• _Set exercise_
Reproduce all of the data that follows, character for character.

• _Rows_
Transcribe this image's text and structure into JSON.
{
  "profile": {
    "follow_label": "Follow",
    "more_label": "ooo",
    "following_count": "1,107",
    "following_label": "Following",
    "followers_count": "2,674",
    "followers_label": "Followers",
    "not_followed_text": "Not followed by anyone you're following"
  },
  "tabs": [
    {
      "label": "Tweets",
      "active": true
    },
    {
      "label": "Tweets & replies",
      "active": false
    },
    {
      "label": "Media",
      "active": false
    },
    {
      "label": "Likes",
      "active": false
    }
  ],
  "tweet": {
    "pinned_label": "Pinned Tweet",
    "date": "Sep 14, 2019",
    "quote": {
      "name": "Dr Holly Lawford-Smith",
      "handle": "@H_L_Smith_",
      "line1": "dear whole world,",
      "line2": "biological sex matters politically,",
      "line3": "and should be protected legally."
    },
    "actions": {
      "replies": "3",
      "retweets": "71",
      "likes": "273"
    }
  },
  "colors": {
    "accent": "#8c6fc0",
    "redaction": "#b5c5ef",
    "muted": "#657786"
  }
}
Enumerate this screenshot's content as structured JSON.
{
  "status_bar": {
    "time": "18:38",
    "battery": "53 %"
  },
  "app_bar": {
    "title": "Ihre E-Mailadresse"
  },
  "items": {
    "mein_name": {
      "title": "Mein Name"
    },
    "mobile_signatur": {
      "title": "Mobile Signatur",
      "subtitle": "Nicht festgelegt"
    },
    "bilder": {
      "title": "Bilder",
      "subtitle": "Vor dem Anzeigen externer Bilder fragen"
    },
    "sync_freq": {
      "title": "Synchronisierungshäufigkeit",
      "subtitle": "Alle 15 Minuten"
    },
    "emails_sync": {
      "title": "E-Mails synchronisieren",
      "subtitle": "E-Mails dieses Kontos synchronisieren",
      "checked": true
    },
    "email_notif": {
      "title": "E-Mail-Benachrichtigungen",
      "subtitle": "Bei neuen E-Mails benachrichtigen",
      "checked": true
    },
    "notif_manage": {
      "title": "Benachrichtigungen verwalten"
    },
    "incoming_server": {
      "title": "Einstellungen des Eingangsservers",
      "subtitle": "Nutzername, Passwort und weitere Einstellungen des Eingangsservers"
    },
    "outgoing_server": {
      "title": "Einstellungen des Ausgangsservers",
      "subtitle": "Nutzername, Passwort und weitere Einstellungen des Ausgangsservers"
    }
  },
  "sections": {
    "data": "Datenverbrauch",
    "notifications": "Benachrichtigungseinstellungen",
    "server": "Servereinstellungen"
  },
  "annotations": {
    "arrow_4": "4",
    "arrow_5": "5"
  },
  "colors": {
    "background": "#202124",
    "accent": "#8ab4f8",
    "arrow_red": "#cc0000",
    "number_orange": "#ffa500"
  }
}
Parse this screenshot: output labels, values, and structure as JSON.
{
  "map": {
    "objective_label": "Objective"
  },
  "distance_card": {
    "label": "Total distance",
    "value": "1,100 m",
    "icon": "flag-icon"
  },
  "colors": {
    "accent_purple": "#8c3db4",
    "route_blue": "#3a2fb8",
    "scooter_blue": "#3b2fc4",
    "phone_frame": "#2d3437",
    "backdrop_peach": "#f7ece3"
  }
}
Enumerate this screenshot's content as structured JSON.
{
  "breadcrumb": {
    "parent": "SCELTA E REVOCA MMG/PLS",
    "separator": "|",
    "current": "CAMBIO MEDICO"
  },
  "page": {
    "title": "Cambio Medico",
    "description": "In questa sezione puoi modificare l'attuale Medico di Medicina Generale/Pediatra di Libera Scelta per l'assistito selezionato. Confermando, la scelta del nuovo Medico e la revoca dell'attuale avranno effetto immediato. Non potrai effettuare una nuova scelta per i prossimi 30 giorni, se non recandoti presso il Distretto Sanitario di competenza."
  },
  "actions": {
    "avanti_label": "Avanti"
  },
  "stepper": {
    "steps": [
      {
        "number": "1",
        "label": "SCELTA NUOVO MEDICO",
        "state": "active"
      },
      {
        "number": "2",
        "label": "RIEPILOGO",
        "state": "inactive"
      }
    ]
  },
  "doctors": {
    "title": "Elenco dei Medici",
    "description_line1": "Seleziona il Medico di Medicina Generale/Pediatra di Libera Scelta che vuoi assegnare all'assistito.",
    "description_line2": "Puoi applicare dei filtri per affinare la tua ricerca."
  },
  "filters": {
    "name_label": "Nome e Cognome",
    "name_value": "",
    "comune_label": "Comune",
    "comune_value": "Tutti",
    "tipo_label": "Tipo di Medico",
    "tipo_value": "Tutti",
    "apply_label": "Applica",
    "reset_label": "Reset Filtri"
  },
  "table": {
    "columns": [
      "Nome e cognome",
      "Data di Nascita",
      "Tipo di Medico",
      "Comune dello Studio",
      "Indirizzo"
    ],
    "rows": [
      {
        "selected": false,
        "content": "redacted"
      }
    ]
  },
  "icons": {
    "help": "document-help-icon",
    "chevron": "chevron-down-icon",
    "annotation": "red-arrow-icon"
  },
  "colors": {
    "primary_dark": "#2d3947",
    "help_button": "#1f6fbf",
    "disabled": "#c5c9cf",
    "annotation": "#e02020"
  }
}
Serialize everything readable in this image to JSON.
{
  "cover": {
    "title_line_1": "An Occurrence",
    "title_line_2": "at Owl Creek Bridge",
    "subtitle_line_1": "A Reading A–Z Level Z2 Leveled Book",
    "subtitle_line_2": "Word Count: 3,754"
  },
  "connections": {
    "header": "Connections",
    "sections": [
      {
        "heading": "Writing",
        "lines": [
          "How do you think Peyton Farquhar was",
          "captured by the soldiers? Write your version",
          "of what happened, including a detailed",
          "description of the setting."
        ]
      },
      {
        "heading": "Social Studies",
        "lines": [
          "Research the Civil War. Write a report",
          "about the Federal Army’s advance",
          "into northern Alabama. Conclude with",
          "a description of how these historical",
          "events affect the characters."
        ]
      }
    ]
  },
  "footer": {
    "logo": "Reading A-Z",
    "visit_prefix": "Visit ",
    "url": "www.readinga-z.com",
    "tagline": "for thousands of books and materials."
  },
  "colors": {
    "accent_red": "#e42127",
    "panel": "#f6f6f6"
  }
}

• _Full response_
Transcribe this image's text and structure into JSON.
{
  "profile": {
    "follow_label": "Follow",
    "more_label": "ooo",
    "following_count": "1,107",
    "following_label": "Following",
    "followers_count": "2,674",
    "followers_label": "Followers",
    "not_followed_text": "Not followed by anyone you're following"
  },
  "tabs": [
    {
      "label": "Tweets",
      "active": true
    },
    {
      "label": "Tweets & replies",
      "active": false
    },
    {
      "label": "Media",
      "active": false
    },
    {
      "label": "Likes",
      "active": false
    }
  ],
  "tweet": {
    "pinned_label": "Pinned Tweet",
    "date": "Sep 14, 2019",
    "quote": {
      "name": "Dr Holly Lawford-Smith",
      "handle": "@H_L_Smith_",
      "line1": "dear whole world,",
      "line2": "biological sex matters politically,",
      "line3": "and should be protected legally."
    },
    "actions": {
      "replies": "3",
      "retweets": "71",
      "likes": "273"
    }
  },
  "colors": {
    "accent": "#8c6fc0",
    "redaction": "#b5c5ef",
    "muted": "#657786"
  }
}
Enumerate this screenshot's content as structured JSON.
{
  "status_bar": {
    "time": "18:38",
    "battery": "53 %"
  },
  "app_bar": {
    "title": "Ihre E-Mailadresse"
  },
  "items": {
    "mein_name": {
      "title": "Mein Name"
    },
    "mobile_signatur": {
      "title": "Mobile Signatur",
      "subtitle": "Nicht festgelegt"
    },
    "bilder": {
      "title": "Bilder",
      "subtitle": "Vor dem Anzeigen externer Bilder fragen"
    },
    "sync_freq": {
      "title": "Synchronisierungshäufigkeit",
      "subtitle": "Alle 15 Minuten"
    },
    "emails_sync": {
      "title": "E-Mails synchronisieren",
      "subtitle": "E-Mails dieses Kontos synchronisieren",
      "checked": true
    },
    "email_notif": {
      "title": "E-Mail-Benachrichtigungen",
      "subtitle": "Bei neuen E-Mails benachrichtigen",
      "checked": true
    },
    "notif_manage": {
      "title": "Benachrichtigungen verwalten"
    },
    "incoming_server": {
      "title": "Einstellungen des Eingangsservers",
      "subtitle": "Nutzername, Passwort und weitere Einstellungen des Eingangsservers"
    },
    "outgoing_server": {
      "title": "Einstellungen des Ausgangsservers",
      "subtitle": "Nutzername, Passwort und weitere Einstellungen des Ausgangsservers"
    }
  },
  "sections": {
    "data": "Datenverbrauch",
    "notifications": "Benachrichtigungseinstellungen",
    "server": "Servereinstellungen"
  },
  "annotations": {
    "arrow_4": "4",
    "arrow_5": "5"
  },
  "colors": {
    "background": "#202124",
    "accent": "#8ab4f8",
    "arrow_red": "#cc0000",
    "number_orange": "#ffa500"
  }
}
Parse this screenshot: output labels, values, and structure as JSON.
{
  "map": {
    "objective_label": "Objective"
  },
  "distance_card": {
    "label": "Total distance",
    "value": "1,100 m",
    "icon": "flag-icon"
  },
  "colors": {
    "accent_purple": "#8c3db4",
    "route_blue": "#3a2fb8",
    "scooter_blue": "#3b2fc4",
    "phone_frame": "#2d3437",
    "backdrop_peach": "#f7ece3"
  }
}
Enumerate this screenshot's content as structured JSON.
{
  "breadcrumb": {
    "parent": "SCELTA E REVOCA MMG/PLS",
    "separator": "|",
    "current": "CAMBIO MEDICO"
  },
  "page": {
    "title": "Cambio Medico",
    "description": "In questa sezione puoi modificare l'attuale Medico di Medicina Generale/Pediatra di Libera Scelta per l'assistito selezionato. Confermando, la scelta del nuovo Medico e la revoca dell'attuale avranno effetto immediato. Non potrai effettuare una nuova scelta per i prossimi 30 giorni, se non recandoti presso il Distretto Sanitario di competenza."
  },
  "actions": {
    "avanti_label": "Avanti"
  },
  "stepper": {
    "steps": [
      {
        "number": "1",
        "label": "SCELTA NUOVO MEDICO",
        "state": "active"
      },
      {
        "number": "2",
        "label": "RIEPILOGO",
        "state": "inactive"
      }
    ]
  },
  "doctors": {
    "title": "Elenco dei Medici",
    "description_line1": "Seleziona il Medico di Medicina Generale/Pediatra di Libera Scelta che vuoi assegnare all'assistito.",
    "description_line2": "Puoi applicare dei filtri per affinare la tua ricerca."
  },
  "filters": {
    "name_label": "Nome e Cognome",
    "name_value": "",
    "comune_label": "Comune",
    "comune_value": "Tutti",
    "tipo_label": "Tipo di Medico",
    "tipo_value": "Tutti",
    "apply_label": "Applica",
    "reset_label": "Reset Filtri"
  },
  "table": {
    "columns": [
      "Nome e cognome",
      "Data di Nascita",
      "Tipo di Medico",
      "Comune dello Studio",
      "Indirizzo"
    ],
    "rows": [
      {
        "selected": false,
        "content": "redacted"
      }
    ]
  },
  "icons": {
    "help": "document-help-icon",
    "chevron": "chevron-down-icon",
    "annotation": "red-arrow-icon"
  },
  "colors": {
    "primary_dark": "#2d3947",
    "help_button": "#1f6fbf",
    "disabled": "#c5c9cf",
    "annotation": "#e02020"
  }
}
Serialize everything readable in this image to JSON.
{
  "cover": {
    "title_line_1": "An Occurrence",
    "title_line_2": "at Owl Creek Bridge",
    "subtitle_line_1": "A Reading A–Z Level Z2 Leveled Book",
    "subtitle_line_2": "Word Count: 3,754"
  },
  "connections": {
    "header": "Connections",
    "sections": [
      {
        "heading": "Writing",
        "lines": [
          "How do you think Peyton Farquhar was",
          "captured by the soldiers? Write your version",
          "of what happened, including a detailed",
          "description of the setting."
        ]
      },
      {
        "heading": "Social Studies",
        "lines": [
          "Research the Civil War. Write a report",
          "about the Federal Army’s advance",
          "into northern Alabama. Conclude with",
          "a description of how these historical",
          "events affect the characters."
        ]
      }
    ]
  },
  "footer": {
    "logo": "Reading A-Z",
    "visit_prefix": "Visit ",
    "url": "www.readinga-z.com",
    "tagline": "for thousands of books and materials."
  },
  "colors": {
    "accent_red": "#e42127",
    "panel": "#f6f6f6"
  }
}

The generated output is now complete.